* _STATED EXERCISE_: Decide whether each statement agrees with the page on persistence techniques on embedded devices. Answer yes or no for each, and quote the words of the page that decide it. (a) Many embedded devices use a read-only SquashFS root with a small writable overlay for configuration. (b) A backdoor launched from a startup script usually runs with limited user privileges. (c) Cron entries are a favored hiding place because they are easy to overlook.

Persistence Techniques on Embedded Devices
Getting onto a device is one thing; staying there across reboots and firmware updates is another. Persistence is how an attacker keeps access after the initial compromise, and on embedded systems it has its own shapes because the storage, the boot process, and the update mechanism differ from a PC. Understanding persistence matters for both attacking and defending a device.
Why Persistence Is the Real Goal
An attacker who has to re-exploit a device on every reboot has a fragile foothold. Persistence converts a one-time compromise into lasting control, surviving power cycles and, in the worst case, firmware updates meant to remove it. For anyone defending a fleet, persistence is what turns an incident into an ongoing breach.
On embedded devices persistence is often easier than on a hardened PC, because the same lack of integrity checking that let the attacker in lets them modify the system that boots. The flip side is that understanding where persistence hides tells a defender exactly what to protect and what to inspect when a device is suspected of compromise.
The Writable Filesystem Question
The first thing that shapes persistence is whether the root filesystem is writable. Many embedded devices use a read-only SquashFS root with a small writable overlay for configuration. An attacker has to land their persistence in the writable area, or find a way to modify the read-only image, which the storage layout decides.
mount | grep -E 'squashfs|jffs2|ubifs|overlay'
/dev/mtdblock2 on / type squashfs (ro) /dev/mtdblock5 on /overlay type jffs2 (rw)
A read-only root with a writable JFFS2 overlay tells the attacker exactly where they can persist: the overlay, and the configuration and scripts that live there. It also tells a defender that anything outside the overlay should match the signed image, which is the basis for detecting tampering.
Startup Scripts and Services
The most common persistence is the oldest: add or modify a startup script so the attacker’s code runs at every boot. The device’s init system, whether a classic rcS, a set of init.d scripts, or a systemd unit on larger devices, is the target, and the writable overlay is usually where a persistent entry lands.
# an attacker's persistence appended to a writable startup script
cat /overlay/etc/init.d/rcS.local#!/bin/sh # legitimate config restore... /tmp/.sysmon & # <-- attacker's implant, launched every boot
A backdoor launched from a startup script runs with whatever privilege the init system has, usually root, on every boot. It is simple, reliable, and exactly what a defender should look for: an unexpected entry in a startup script, or a script that does not match the signed firmware, is a classic sign of compromise.
Cron and Scheduled Persistence
Where cron is available, a scheduled job gives persistence that also recovers itself: a job that re-installs the implant if it is removed, or that periodically phones home. Because cron entries are easy to overlook, they are a favored hiding place, especially on devices where an init-script change might be noticed.

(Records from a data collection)
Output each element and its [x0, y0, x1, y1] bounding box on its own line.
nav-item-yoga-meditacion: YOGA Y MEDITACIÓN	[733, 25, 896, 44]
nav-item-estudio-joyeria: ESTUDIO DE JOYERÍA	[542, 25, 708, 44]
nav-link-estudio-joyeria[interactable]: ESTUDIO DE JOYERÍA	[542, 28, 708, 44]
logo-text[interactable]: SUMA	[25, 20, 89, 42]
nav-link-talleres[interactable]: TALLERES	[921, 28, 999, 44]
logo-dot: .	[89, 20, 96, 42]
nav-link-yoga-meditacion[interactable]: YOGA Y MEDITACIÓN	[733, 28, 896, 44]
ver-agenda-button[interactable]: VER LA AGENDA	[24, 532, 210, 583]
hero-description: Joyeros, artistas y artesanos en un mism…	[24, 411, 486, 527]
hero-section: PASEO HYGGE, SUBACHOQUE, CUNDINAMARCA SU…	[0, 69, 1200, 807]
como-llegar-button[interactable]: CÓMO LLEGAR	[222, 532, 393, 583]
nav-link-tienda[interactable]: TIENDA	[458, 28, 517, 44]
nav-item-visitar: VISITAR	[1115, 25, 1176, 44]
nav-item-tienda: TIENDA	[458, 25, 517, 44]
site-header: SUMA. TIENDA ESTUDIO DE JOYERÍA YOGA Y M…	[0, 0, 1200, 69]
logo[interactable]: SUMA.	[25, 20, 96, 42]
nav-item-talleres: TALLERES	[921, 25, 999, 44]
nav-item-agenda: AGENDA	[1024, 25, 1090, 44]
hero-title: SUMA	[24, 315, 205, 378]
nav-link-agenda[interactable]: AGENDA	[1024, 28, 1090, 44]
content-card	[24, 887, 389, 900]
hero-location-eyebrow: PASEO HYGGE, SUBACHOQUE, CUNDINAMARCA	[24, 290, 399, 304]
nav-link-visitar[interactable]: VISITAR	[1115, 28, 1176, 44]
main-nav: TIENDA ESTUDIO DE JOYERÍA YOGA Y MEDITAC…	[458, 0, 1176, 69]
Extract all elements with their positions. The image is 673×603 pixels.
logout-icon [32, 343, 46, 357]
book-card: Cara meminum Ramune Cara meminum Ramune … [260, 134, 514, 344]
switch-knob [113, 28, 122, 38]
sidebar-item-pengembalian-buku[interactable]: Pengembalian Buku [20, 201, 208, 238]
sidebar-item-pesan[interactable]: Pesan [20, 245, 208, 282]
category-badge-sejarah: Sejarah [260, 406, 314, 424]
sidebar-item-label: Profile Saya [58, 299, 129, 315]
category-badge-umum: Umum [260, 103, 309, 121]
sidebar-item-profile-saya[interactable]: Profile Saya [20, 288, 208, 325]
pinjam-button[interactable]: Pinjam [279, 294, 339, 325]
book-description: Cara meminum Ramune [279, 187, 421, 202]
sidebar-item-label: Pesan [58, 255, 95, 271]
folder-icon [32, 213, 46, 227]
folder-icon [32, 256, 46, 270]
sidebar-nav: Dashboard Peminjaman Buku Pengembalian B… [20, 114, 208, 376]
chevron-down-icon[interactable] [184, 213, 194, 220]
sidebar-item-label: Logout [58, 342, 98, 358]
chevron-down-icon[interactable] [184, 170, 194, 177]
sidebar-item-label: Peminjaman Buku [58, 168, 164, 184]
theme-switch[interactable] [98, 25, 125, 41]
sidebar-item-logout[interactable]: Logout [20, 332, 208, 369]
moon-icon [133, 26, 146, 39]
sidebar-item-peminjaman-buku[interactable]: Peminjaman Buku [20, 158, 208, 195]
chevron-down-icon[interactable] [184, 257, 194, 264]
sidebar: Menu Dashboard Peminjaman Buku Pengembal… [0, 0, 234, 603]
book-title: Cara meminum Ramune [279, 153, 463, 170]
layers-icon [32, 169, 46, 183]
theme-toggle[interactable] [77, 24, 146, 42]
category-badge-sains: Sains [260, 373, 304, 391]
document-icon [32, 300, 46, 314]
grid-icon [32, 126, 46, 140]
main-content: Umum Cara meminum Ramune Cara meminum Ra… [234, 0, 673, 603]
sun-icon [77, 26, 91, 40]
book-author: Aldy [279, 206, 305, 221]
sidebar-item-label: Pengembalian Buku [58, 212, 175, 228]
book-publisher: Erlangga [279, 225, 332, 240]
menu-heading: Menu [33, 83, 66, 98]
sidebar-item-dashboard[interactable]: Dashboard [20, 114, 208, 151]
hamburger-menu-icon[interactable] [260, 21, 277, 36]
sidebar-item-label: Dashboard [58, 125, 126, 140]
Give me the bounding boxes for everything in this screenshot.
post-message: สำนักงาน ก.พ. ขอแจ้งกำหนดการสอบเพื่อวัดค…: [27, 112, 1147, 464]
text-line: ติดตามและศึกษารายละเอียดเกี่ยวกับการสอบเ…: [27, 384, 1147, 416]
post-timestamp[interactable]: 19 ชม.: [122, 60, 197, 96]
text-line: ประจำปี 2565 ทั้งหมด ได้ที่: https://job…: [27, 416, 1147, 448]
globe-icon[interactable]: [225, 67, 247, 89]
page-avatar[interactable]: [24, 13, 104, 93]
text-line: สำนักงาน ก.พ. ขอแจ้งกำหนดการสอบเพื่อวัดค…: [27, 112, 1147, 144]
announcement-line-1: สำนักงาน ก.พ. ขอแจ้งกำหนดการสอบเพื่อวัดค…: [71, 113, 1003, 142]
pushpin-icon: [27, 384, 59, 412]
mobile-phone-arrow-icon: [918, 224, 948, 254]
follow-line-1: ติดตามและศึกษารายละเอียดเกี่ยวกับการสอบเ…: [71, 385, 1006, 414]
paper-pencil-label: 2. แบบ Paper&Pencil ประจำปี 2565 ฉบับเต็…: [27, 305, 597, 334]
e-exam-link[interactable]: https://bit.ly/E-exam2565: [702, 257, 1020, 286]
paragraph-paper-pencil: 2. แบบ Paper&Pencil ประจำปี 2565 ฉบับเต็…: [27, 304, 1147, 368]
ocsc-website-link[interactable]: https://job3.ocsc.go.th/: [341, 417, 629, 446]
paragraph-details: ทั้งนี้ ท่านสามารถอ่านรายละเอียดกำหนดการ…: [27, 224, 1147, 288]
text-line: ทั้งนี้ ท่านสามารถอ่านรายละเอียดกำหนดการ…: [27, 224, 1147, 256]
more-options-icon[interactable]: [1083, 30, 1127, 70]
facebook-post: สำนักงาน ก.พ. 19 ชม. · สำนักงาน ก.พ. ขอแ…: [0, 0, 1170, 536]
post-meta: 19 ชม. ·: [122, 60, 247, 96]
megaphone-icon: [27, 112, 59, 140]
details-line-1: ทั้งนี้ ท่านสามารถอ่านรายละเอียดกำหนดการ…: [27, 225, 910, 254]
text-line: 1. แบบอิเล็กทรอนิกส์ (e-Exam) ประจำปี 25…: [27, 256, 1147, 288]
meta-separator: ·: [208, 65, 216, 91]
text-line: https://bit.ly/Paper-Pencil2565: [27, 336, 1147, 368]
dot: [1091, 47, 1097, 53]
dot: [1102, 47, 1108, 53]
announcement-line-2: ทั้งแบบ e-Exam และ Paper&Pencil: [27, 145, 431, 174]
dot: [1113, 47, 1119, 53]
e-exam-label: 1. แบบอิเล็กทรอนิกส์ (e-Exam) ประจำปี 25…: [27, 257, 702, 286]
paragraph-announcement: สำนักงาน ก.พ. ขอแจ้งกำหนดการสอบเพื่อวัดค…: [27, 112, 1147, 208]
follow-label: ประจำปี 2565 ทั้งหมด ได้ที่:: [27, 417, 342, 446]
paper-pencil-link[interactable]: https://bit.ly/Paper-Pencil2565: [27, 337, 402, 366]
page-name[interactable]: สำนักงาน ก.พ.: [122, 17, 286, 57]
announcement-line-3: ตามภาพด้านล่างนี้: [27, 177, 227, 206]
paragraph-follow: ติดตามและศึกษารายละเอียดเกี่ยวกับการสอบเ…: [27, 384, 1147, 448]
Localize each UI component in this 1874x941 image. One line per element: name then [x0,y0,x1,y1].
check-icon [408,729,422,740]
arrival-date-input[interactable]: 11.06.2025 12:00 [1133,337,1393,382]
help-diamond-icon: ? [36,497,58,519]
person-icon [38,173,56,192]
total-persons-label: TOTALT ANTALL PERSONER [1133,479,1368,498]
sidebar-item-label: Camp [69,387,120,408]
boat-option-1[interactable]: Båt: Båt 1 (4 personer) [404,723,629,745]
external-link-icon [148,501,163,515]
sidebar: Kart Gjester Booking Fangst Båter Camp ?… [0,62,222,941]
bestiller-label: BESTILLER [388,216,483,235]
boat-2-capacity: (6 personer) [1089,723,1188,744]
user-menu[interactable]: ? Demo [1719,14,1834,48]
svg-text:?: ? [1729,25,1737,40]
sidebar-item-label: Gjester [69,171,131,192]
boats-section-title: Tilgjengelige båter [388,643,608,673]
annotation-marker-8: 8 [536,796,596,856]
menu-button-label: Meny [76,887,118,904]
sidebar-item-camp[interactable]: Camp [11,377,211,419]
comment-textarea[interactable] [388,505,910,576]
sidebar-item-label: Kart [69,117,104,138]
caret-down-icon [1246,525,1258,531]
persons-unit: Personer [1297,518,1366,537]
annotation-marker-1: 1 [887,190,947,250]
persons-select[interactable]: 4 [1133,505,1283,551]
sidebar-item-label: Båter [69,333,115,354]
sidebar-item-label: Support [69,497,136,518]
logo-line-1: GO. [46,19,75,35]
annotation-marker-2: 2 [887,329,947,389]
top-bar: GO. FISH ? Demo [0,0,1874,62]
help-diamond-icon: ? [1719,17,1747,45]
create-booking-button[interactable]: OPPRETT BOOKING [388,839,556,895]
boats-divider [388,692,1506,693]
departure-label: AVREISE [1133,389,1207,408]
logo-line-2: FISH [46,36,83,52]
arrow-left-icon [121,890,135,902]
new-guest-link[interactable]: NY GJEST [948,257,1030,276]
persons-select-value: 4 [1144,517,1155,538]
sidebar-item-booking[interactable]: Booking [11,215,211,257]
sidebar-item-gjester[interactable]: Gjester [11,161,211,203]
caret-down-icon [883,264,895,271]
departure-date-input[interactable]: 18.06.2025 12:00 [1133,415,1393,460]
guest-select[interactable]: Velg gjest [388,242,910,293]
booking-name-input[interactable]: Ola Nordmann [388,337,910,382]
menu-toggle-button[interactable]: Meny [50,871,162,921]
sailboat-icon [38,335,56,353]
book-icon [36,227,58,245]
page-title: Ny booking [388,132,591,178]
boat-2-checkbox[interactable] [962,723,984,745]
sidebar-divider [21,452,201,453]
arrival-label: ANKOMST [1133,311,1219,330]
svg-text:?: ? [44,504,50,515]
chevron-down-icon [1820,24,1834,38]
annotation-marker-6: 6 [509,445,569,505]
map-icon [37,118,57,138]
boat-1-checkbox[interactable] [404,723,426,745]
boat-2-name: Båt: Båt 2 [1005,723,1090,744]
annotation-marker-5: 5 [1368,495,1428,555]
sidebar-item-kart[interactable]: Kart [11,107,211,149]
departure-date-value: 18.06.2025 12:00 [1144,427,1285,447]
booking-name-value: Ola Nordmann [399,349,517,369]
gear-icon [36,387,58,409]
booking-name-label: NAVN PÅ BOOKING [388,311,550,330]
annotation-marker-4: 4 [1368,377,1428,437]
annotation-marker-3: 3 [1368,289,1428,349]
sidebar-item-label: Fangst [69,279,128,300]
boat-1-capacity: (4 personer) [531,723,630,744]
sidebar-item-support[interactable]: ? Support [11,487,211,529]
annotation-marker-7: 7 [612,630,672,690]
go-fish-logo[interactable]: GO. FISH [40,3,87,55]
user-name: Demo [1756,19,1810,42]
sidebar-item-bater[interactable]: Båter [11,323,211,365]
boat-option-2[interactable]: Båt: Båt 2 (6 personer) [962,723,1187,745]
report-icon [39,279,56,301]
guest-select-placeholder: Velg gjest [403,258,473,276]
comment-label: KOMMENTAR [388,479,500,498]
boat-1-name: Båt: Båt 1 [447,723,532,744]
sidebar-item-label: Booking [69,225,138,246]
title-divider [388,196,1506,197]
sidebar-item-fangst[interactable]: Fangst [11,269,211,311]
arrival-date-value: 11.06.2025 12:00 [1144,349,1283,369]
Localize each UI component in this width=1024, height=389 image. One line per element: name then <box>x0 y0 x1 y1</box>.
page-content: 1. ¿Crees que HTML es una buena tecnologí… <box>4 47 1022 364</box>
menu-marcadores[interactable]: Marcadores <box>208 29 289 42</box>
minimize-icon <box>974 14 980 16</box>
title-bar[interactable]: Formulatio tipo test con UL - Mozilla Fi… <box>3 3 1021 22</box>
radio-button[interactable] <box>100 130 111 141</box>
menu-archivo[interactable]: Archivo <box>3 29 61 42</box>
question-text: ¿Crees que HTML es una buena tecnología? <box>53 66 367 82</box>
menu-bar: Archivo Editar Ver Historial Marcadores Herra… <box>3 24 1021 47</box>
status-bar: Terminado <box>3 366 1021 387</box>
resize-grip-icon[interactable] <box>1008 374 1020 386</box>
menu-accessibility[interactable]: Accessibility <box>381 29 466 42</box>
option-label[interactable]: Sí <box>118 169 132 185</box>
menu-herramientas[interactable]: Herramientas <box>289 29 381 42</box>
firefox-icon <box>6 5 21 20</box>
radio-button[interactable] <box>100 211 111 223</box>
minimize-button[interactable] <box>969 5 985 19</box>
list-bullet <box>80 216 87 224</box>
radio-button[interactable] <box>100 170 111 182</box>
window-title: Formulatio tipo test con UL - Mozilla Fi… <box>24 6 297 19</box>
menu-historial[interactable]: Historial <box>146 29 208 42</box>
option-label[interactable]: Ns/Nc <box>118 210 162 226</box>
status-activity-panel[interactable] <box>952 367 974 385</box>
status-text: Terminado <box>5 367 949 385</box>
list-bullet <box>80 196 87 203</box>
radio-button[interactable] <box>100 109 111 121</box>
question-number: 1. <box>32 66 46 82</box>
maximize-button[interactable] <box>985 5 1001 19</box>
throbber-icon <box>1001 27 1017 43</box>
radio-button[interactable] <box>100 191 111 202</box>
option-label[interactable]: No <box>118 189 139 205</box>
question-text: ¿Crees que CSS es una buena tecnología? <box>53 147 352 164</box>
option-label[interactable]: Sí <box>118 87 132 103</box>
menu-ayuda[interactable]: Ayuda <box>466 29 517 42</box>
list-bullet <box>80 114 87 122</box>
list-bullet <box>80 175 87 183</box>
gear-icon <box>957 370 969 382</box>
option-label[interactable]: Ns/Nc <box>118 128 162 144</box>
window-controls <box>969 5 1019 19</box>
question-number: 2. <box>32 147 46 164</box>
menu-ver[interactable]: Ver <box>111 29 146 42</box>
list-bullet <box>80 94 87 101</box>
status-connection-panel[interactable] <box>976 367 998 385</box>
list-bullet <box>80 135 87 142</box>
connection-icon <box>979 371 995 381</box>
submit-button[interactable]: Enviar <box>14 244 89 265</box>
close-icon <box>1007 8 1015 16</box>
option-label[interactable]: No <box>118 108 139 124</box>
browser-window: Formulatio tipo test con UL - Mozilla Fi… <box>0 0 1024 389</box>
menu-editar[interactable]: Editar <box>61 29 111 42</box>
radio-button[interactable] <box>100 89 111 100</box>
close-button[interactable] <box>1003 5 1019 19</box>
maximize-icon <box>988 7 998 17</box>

* _COMPLETE OUTPUT_:
(a) Yes: "Many embedded devices use a read-only SquashFS root with a small writable overlay for configuration."
(b) No: "A backdoor launched from a startup script runs with whatever privilege the init system has, usually root, on every boot."
(c) Yes: "Because cron entries are easy to overlook, they are a favored hiding place"